RECORDS SHOWN:
______

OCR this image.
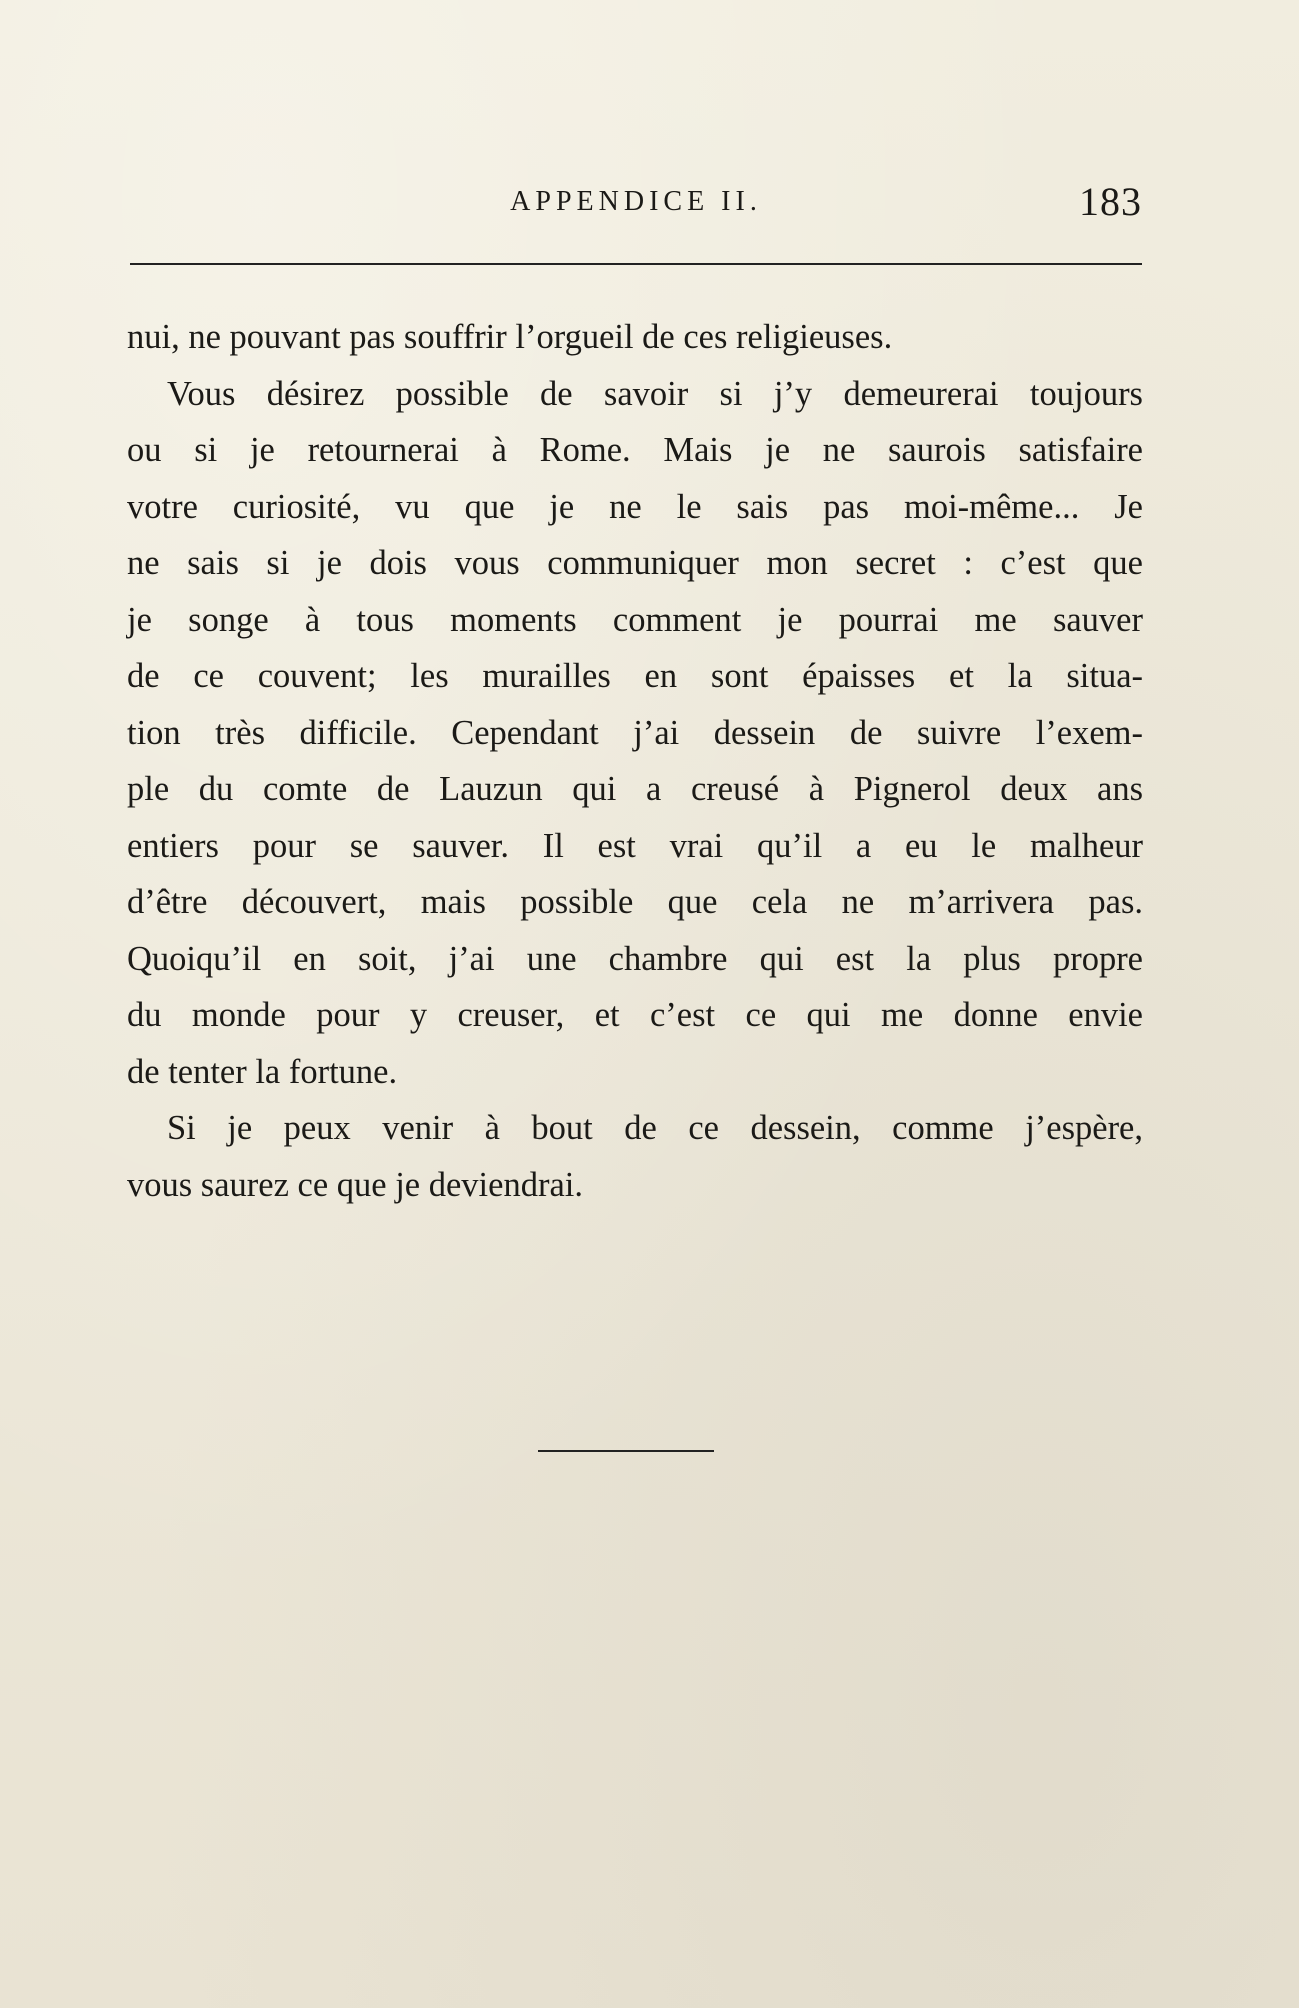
APPENDICE II.	183

nui, ne pouvant pas souffrir l’orgueil de ces religieuses.

Vous désirez possible de savoir si j’y demeurerai toujours

ou si je retournerai à Rome. Mais je ne saurois satisfaire

votre curiosité, vu que je ne le sais pas moi-même... Je

ne sais si je dois vous communiquer mon secret : c’est que

je songe à tous moments comment je pourrai me sauver

de ce couvent; les murailles en sont épaisses et la situa-

tion très difficile. Cependant j’ai dessein de suivre l’exem-

ple du comte de Lauzun qui a creusé à Pignerol deux ans

entiers pour se sauver. Il est vrai qu’il a eu le malheur

d’être découvert, mais possible que cela ne m’arrivera pas.

Quoiqu’il en soit, j’ai une chambre qui est la plus propre

du monde pour y creuser, et c’est ce qui me donne envie

de tenter la fortune.

Si je peux venir à bout de ce dessein, comme j’espère,

vous saurez ce que je deviendrai.
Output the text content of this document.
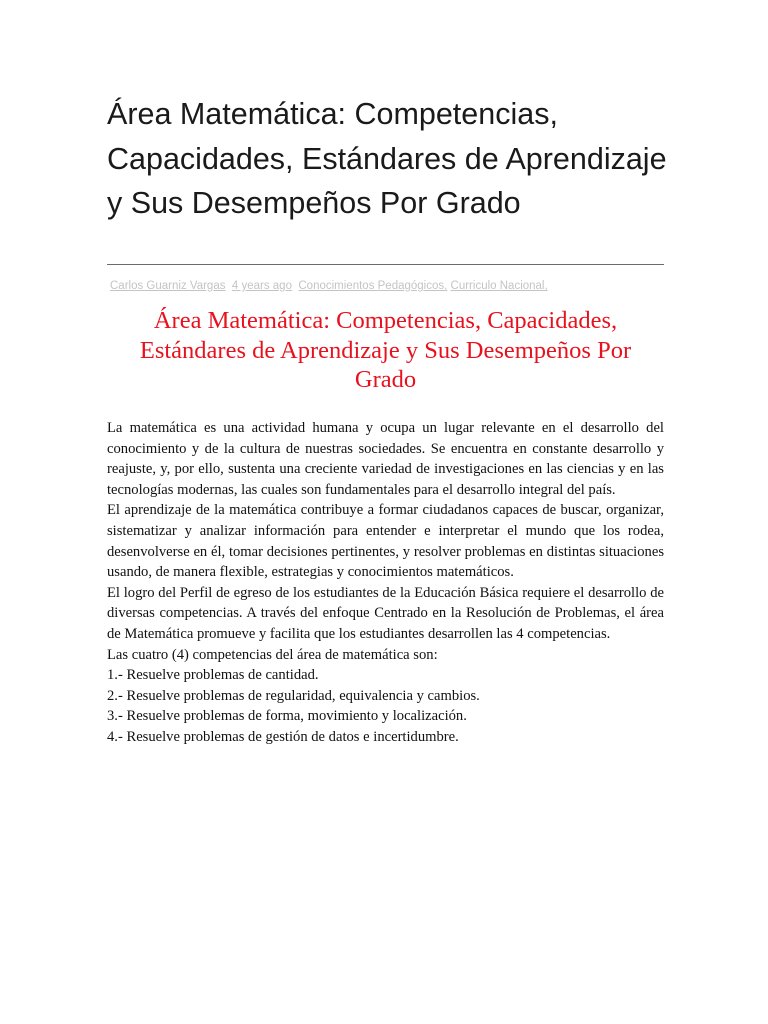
Área Matemática: Competencias, Capacidades, Estándares de Aprendizaje y Sus Desempeños Por Grado
Carlos Guarniz Vargas 4 years ago Conocimientos Pedagógicos, Curriculo Nacional,
Área Matemática: Competencias, Capacidades, Estándares de Aprendizaje y Sus Desempeños Por Grado

La matemática es una actividad humana y ocupa un lugar relevante en el desarrollo del conocimiento y de la cultura de nuestras sociedades. Se encuentra en constante desarrollo y reajuste, y, por ello, sustenta una creciente variedad de investigaciones en las ciencias y en las tecnologías modernas, las cuales son fundamentales para el desarrollo integral del país.

El aprendizaje de la matemática contribuye a formar ciudadanos capaces de buscar, organizar, sistematizar y analizar información para entender e interpretar el mundo que los rodea, desenvolverse en él, tomar decisiones pertinentes, y resolver problemas en distintas situaciones usando, de manera flexible, estrategias y conocimientos matemáticos.

El logro del Perfil de egreso de los estudiantes de la Educación Básica requiere el desarrollo de diversas competencias. A través del enfoque Centrado en la Resolución de Problemas, el área de Matemática promueve y facilita que los estudiantes desarrollen las 4 competencias.

Las cuatro (4) competencias del área de matemática son:

1.- Resuelve problemas de cantidad.

2.- Resuelve problemas de regularidad, equivalencia y cambios.

3.- Resuelve problemas de forma, movimiento y localización.

4.- Resuelve problemas de gestión de datos e incertidumbre.
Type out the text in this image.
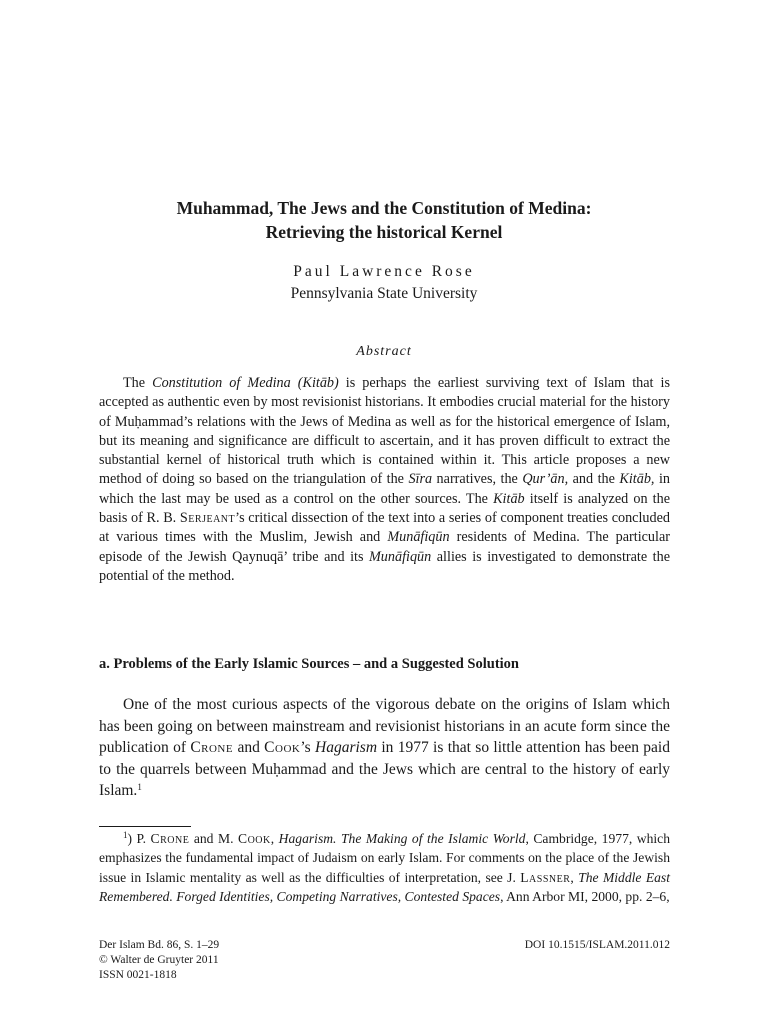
Muhammad, The Jews and the Constitution of Medina:
Retrieving the historical Kernel
Paul Lawrence Rose
Pennsylvania State University
Abstract
The Constitution of Medina (Kitāb) is perhaps the earliest surviving text of Islam that is accepted as authentic even by most revisionist historians. It embodies crucial material for the history of Muḥammad’s relations with the Jews of Medina as well as for the historical emergence of Islam, but its meaning and significance are difficult to ascertain, and it has proven difficult to extract the substantial kernel of historical truth which is contained within it. This article proposes a new method of doing so based on the triangulation of the Sīra narratives, the Qur’ān, and the Kitāb, in which the last may be used as a control on the other sources. The Kitāb itself is analyzed on the basis of R. B. Serjeant’s critical dissection of the text into a series of component treaties concluded at various times with the Muslim, Jewish and Munāfiqūn residents of Medina. The particular episode of the Jewish Qaynuqā’ tribe and its Munāfiqūn allies is investigated to demonstrate the potential of the method.
a. Problems of the Early Islamic Sources – and a Suggested Solution
One of the most curious aspects of the vigorous debate on the origins of Islam which has been going on between mainstream and revisionist historians in an acute form since the publication of Crone and Cook’s Hagarism in 1977 is that so little attention has been paid to the quarrels between Muḥammad and the Jews which are central to the history of early Islam.$^1$
$^1$) P. Crone and M. Cook, Hagarism. The Making of the Islamic World, Cambridge, 1977, which emphasizes the fundamental impact of Judaism on early Islam. For comments on the place of the Jewish issue in Islamic mentality as well as the difficulties of interpretation, see J. Lassner, The Middle East Remembered. Forged Identities, Competing Narratives, Contested Spaces, Ann Arbor MI, 2000, pp. 2–6,
Der Islam Bd. 86, S. 1–29
© Walter de Gruyter 2011
ISSN 0021-1818
DOI 10.1515/ISLAM.2011.012
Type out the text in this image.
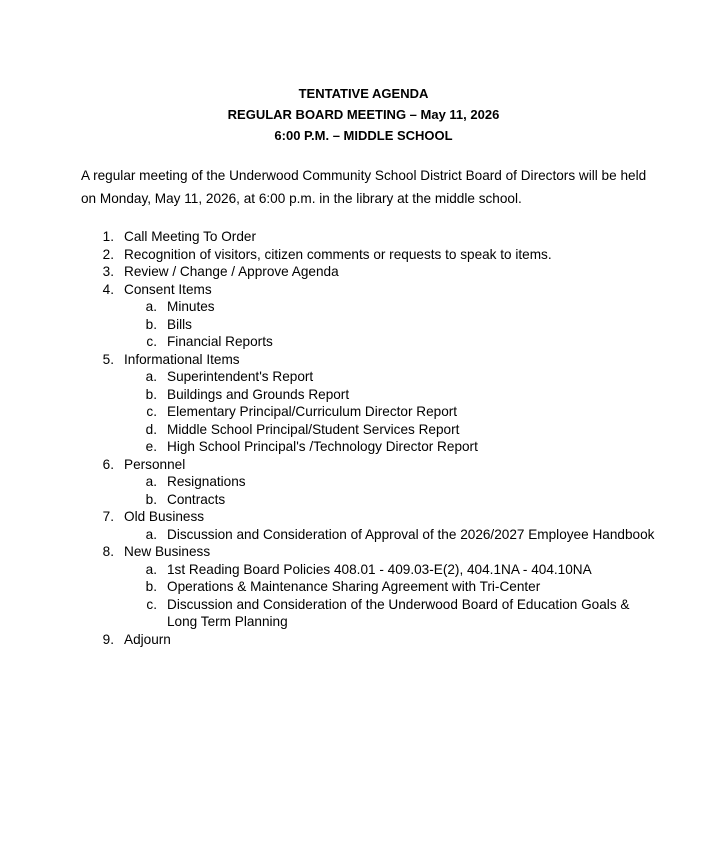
TENTATIVE AGENDA
REGULAR BOARD MEETING – May 11, 2026
6:00 P.M. – MIDDLE SCHOOL
A regular meeting of the Underwood Community School District Board of Directors will be held
on Monday, May 11, 2026, at 6:00 p.m. in the library at the middle school.
1. Call Meeting To Order
2. Recognition of visitors, citizen comments or requests to speak to items.
3. Review / Change / Approve Agenda
4. Consent Items
a. Minutes
b. Bills
c. Financial Reports
5. Informational Items
a. Superintendent's Report
b. Buildings and Grounds Report
c. Elementary Principal/Curriculum Director Report
d. Middle School Principal/Student Services Report
e. High School Principal's /Technology Director Report
6. Personnel
a. Resignations
b. Contracts
7. Old Business
a. Discussion and Consideration of Approval of the 2026/2027 Employee Handbook
8. New Business
a. 1st Reading Board Policies 408.01 - 409.03-E(2), 404.1NA - 404.10NA
b. Operations & Maintenance Sharing Agreement with Tri-Center
c. Discussion and Consideration of the Underwood Board of Education Goals &
Long Term Planning
9. Adjourn
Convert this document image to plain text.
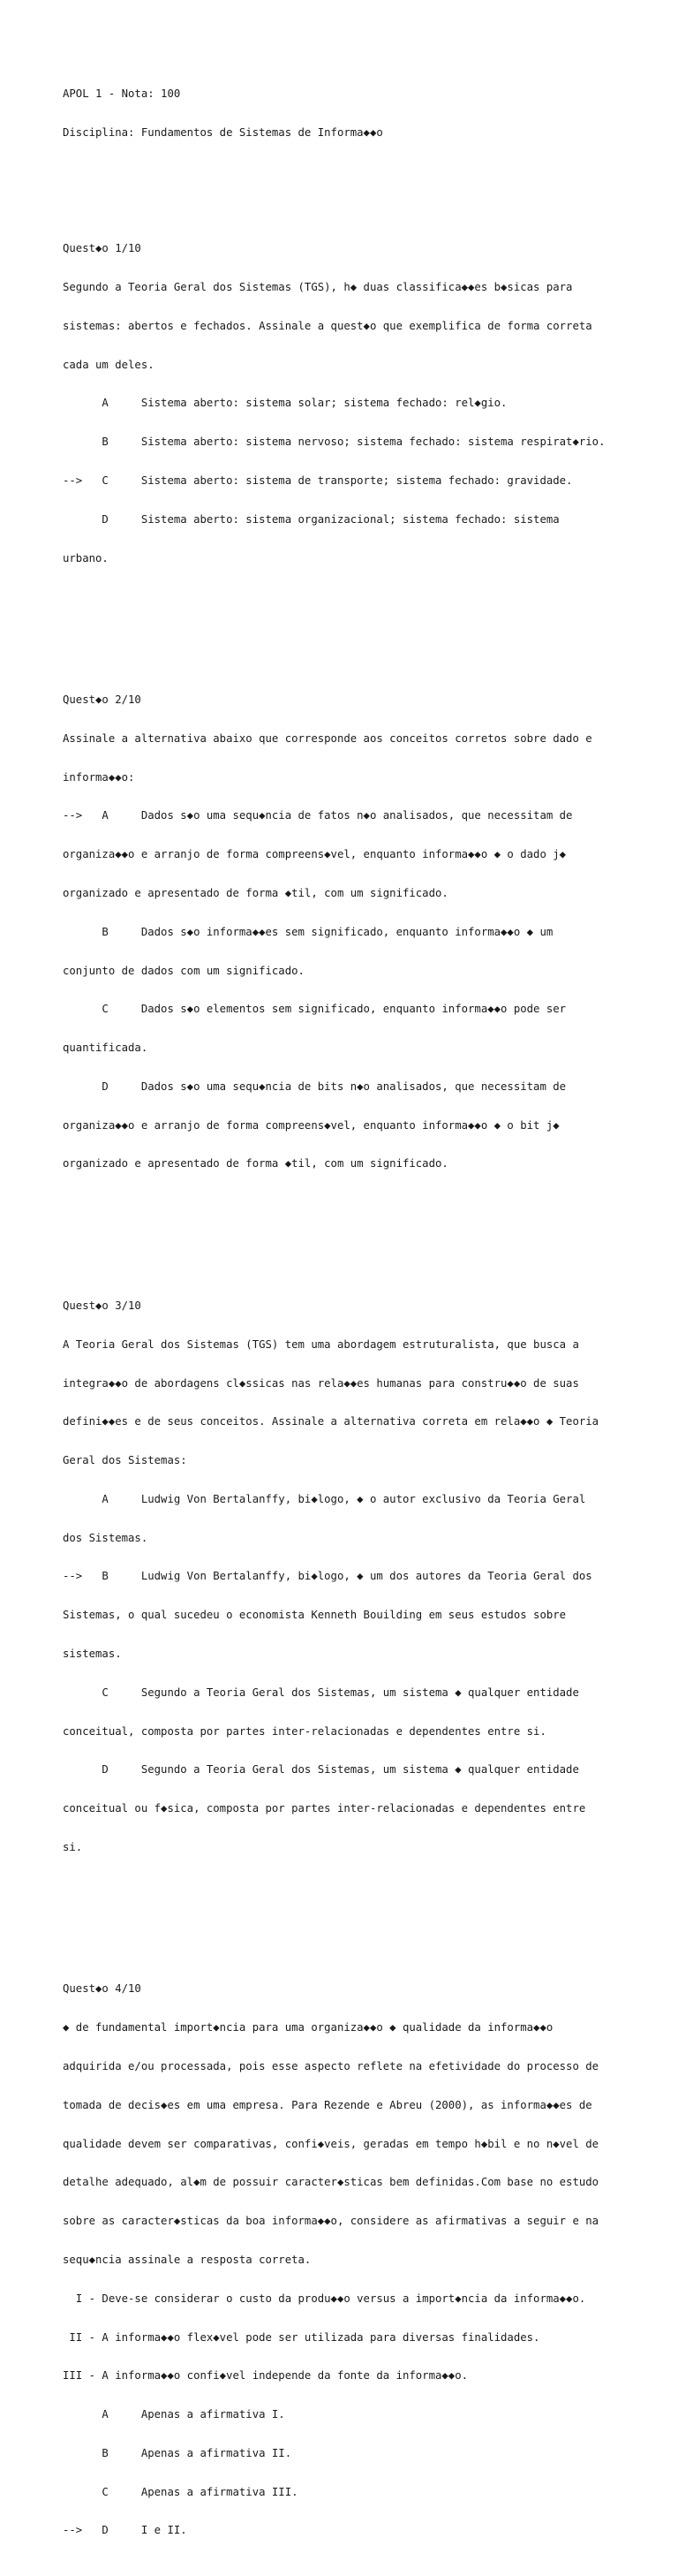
APOL 1 - Nota: 100

Disciplina: Fundamentos de Sistemas de Informa◆◆o

Quest◆o 1/10

Segundo a Teoria Geral dos Sistemas (TGS), h◆ duas classifica◆◆es b◆sicas para

sistemas: abertos e fechados. Assinale a quest◆o que exemplifica de forma correta

cada um deles.

A     Sistema aberto: sistema solar; sistema fechado: rel◆gio.

B     Sistema aberto: sistema nervoso; sistema fechado: sistema respirat◆rio.

-->   C     Sistema aberto: sistema de transporte; sistema fechado: gravidade.

D     Sistema aberto: sistema organizacional; sistema fechado: sistema

urbano.

Quest◆o 2/10

Assinale a alternativa abaixo que corresponde aos conceitos corretos sobre dado e

informa◆◆o:

-->   A     Dados s◆o uma sequ◆ncia de fatos n◆o analisados, que necessitam de

organiza◆◆o e arranjo de forma compreens◆vel, enquanto informa◆◆o ◆ o dado j◆

organizado e apresentado de forma ◆til, com um significado.

B     Dados s◆o informa◆◆es sem significado, enquanto informa◆◆o ◆ um

conjunto de dados com um significado.

C     Dados s◆o elementos sem significado, enquanto informa◆◆o pode ser

quantificada.

D     Dados s◆o uma sequ◆ncia de bits n◆o analisados, que necessitam de

organiza◆◆o e arranjo de forma compreens◆vel, enquanto informa◆◆o ◆ o bit j◆

organizado e apresentado de forma ◆til, com um significado.

Quest◆o 3/10

A Teoria Geral dos Sistemas (TGS) tem uma abordagem estruturalista, que busca a

integra◆◆o de abordagens cl◆ssicas nas rela◆◆es humanas para constru◆◆o de suas

defini◆◆es e de seus conceitos. Assinale a alternativa correta em rela◆◆o ◆ Teoria

Geral dos Sistemas:

A     Ludwig Von Bertalanffy, bi◆logo, ◆ o autor exclusivo da Teoria Geral

dos Sistemas.

-->   B     Ludwig Von Bertalanffy, bi◆logo, ◆ um dos autores da Teoria Geral dos

Sistemas, o qual sucedeu o economista Kenneth Bouilding em seus estudos sobre

sistemas.

C     Segundo a Teoria Geral dos Sistemas, um sistema ◆ qualquer entidade

conceitual, composta por partes inter-relacionadas e dependentes entre si.

D     Segundo a Teoria Geral dos Sistemas, um sistema ◆ qualquer entidade

conceitual ou f◆sica, composta por partes inter-relacionadas e dependentes entre

si.

Quest◆o 4/10

◆ de fundamental import◆ncia para uma organiza◆◆o ◆ qualidade da informa◆◆o

adquirida e/ou processada, pois esse aspecto reflete na efetividade do processo de

tomada de decis◆es em uma empresa. Para Rezende e Abreu (2000), as informa◆◆es de

qualidade devem ser comparativas, confi◆veis, geradas em tempo h◆bil e no n◆vel de

detalhe adequado, al◆m de possuir caracter◆sticas bem definidas.Com base no estudo

sobre as caracter◆sticas da boa informa◆◆o, considere as afirmativas a seguir e na

sequ◆ncia assinale a resposta correta.

I - Deve-se considerar o custo da produ◆◆o versus a import◆ncia da informa◆◆o.

II - A informa◆◆o flex◆vel pode ser utilizada para diversas finalidades.

III - A informa◆◆o confi◆vel independe da fonte da informa◆◆o.

A     Apenas a afirmativa I.

B     Apenas a afirmativa II.

C     Apenas a afirmativa III.

-->   D     I e II.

______

Find all the lines containing "with" in the material, then copy them.

The Constitution of Medina (Kitāb) is perhaps the earliest surviving text of Islam that is accepted as authentic even by most revisionist historians. It embodies crucial material for the history of Muḥammad’s relations with the Jews of Medina as well as for the historical emergence of Islam, but its meaning and significance are difficult to ascertain, and it has proven difficult to extract the substantial kernel of historical truth which is contained within it. This article proposes a new method of doing so based on the triangulation of the Sīra narratives, the Qur’ān, and the Kitāb, in which the last may be used as a control on the other sources. The Kitāb itself is analyzed on the basis of R. B. Serjeant’s critical dissection of the text into a series of component treaties concluded at various times with the Muslim, Jewish and Munāfiqūn residents of Medina. The particular episode of the Jewish Qaynuqā’ tribe and its Munāfiqūn allies is investigated to demonstrate the potential of the method.
b. Operations & Maintenance Sharing Agreement with Tri-Center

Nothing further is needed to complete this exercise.